§ **Page text**:
++++++++++

Holden brought his letter and they sat in the Cafe car at actual tables in actual chairs and snacked and played with a Christmas Rubik’s cube (that I’ve since hidden because fuck those things). Then Santa and the elves walked down the train and met with, talked to, and spent time with every single person. It wasn’t a quick hi-hello-snap-a-shot-goodbye — “Holly” the elf came first and spent a good long while talking to Holden and waiting him out while his shyness subsided, then Santa sat down with him and read his letter and watched him coloring and talked to him about Christmas, and then my mom took a picture.

Santa and Holly the elf

When I was typing the description for this, I put “Seawhore” instead of “Seashore” and I think that’s what we should call it from now on.

Holden got home and was very excited to tell me all about it. So, I think possibly being attacked by killer candy cane-wielding elves and their reindeer counterparts is worth it.

++++++++++

§ **Job A**:
From the Santa train passage, return the stretch from "Holden got home" through "is worth it.".
§ **Job B**:
In the Santa train passage, list each thing Santa did with Holden.

§ **Provided material**:
++++++++++

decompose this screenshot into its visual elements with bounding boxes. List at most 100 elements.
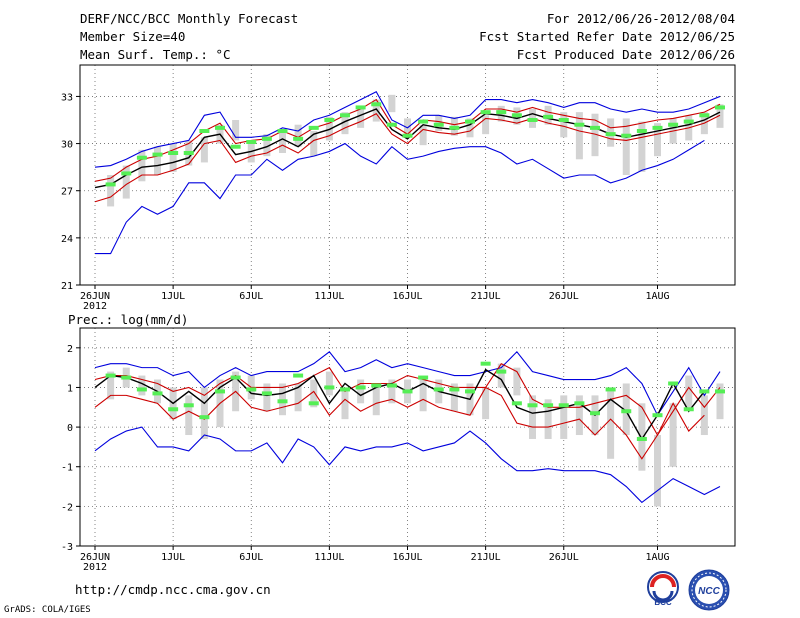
median-bar — [574, 122, 585, 127]
footer-url[interactable]: http://cmdp.ncc.cma.gov.cn — [75, 582, 271, 597]
median-bar — [199, 415, 210, 420]
median-bar — [136, 387, 147, 392]
x-tick-label: 21JUL — [471, 552, 501, 563]
median-bar — [308, 125, 319, 130]
median-bar — [183, 151, 194, 155]
median-bar — [621, 409, 632, 414]
x-tick-label: 1JUL — [161, 291, 185, 302]
spread-box — [107, 371, 115, 400]
median-bar — [402, 389, 413, 394]
median-bar — [324, 118, 335, 122]
spread-box — [154, 146, 161, 175]
median-bar — [246, 387, 257, 392]
median-bar — [121, 171, 132, 176]
median-bar — [371, 102, 382, 107]
ncc-logo: NCC — [686, 568, 732, 612]
median-bar — [261, 391, 272, 396]
y-tick-label: 24 — [61, 234, 73, 245]
median-bar — [496, 369, 507, 374]
y-tick-label: -1 — [61, 463, 73, 474]
spread-box — [482, 115, 490, 135]
x-tick-label: 26JUL — [549, 552, 579, 563]
median-bar — [480, 110, 491, 115]
median-bar — [277, 129, 288, 133]
median-bar — [465, 389, 475, 394]
y-tick-label: -3 — [61, 542, 73, 553]
x-tick-label: 1AUG — [645, 291, 669, 302]
spread-box — [310, 131, 318, 157]
median-bar — [605, 387, 616, 392]
spread-box — [310, 379, 318, 408]
x-tick-label: 1JUL — [161, 552, 185, 563]
median-bar — [215, 389, 225, 394]
spread-box — [419, 379, 427, 412]
spread-box — [419, 124, 427, 146]
spread-box — [357, 105, 365, 128]
spread-box — [372, 99, 380, 122]
median-bar — [261, 136, 272, 141]
spread-box — [279, 131, 286, 153]
median-bar — [168, 151, 179, 155]
spread-box — [497, 363, 505, 388]
panel-precipitation: -3 -2 -1 0 1 2 26JUN 1JUL 6JUL 11JUL 16JUL 21JUL 26J… — [61, 327, 736, 573]
variable-label: Mean Surf. Temp.: °C — [80, 47, 231, 62]
median-bar — [293, 136, 304, 141]
median-bar — [574, 401, 585, 406]
series-line-mean — [94, 108, 721, 189]
ncc-logo-text: NCC — [698, 586, 720, 597]
spread-box — [388, 94, 396, 113]
median-bar — [183, 403, 194, 408]
spread-box — [200, 137, 208, 163]
spread-box — [466, 118, 474, 138]
median-bar — [449, 387, 460, 392]
y-tick-label: 21 — [61, 281, 73, 292]
median-bar — [402, 133, 413, 138]
spread-box — [575, 395, 583, 436]
median-bar — [496, 110, 507, 115]
spread-box — [607, 391, 615, 459]
spread-box — [450, 383, 458, 412]
x-tick-label: 6JUL — [239, 291, 263, 302]
spread-box — [560, 112, 568, 138]
spread-box — [107, 175, 115, 207]
series-line-min — [95, 139, 705, 255]
spread-box — [575, 112, 583, 160]
y-tick-label: 27 — [61, 187, 73, 198]
median-bar — [386, 383, 397, 388]
median-bar — [340, 387, 350, 392]
x-tick-label: 21JUL — [471, 291, 501, 302]
x-tick-label: 26JUN — [80, 291, 110, 302]
year-label: 2012 — [83, 562, 107, 573]
median-bar — [558, 403, 569, 408]
median-bar — [418, 119, 429, 124]
spread-box — [357, 379, 365, 404]
median-bar — [340, 113, 350, 118]
median-bar — [699, 389, 710, 394]
spread-box — [529, 395, 536, 439]
median-bar — [543, 114, 554, 119]
spread-box — [544, 399, 552, 439]
median-bar — [355, 385, 366, 390]
spread-box — [669, 403, 677, 467]
y-tick-label: 0 — [67, 423, 73, 434]
median-bar — [215, 125, 225, 130]
median-bar — [277, 399, 288, 404]
spread-box — [654, 123, 661, 157]
spread-box — [685, 375, 693, 408]
series-line-max — [94, 90, 721, 168]
x-tick-label: 11JUL — [314, 291, 344, 302]
spread-box — [654, 435, 661, 507]
median-bar — [683, 407, 694, 412]
spread-box — [185, 395, 193, 436]
spread-box — [325, 116, 333, 141]
y-tick-label: 33 — [61, 92, 73, 103]
spread-box — [622, 118, 630, 175]
median-bar — [136, 155, 147, 160]
spread-box — [294, 124, 302, 147]
spread-box — [122, 165, 130, 199]
median-bar — [527, 403, 538, 408]
spread-box — [716, 104, 724, 128]
median-bar — [230, 375, 241, 380]
median-bar — [543, 403, 554, 408]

++++++++++

§ **Response A**:
Holden got home and was very excited to tell me all about it. So, I think possibly being attacked by killer candy cane-wielding elves and their reindeer counterparts is worth it.

§ **Response B**:
- Sat down with him
- Read his letter
- Watched him coloring
- Talked to him about Christmas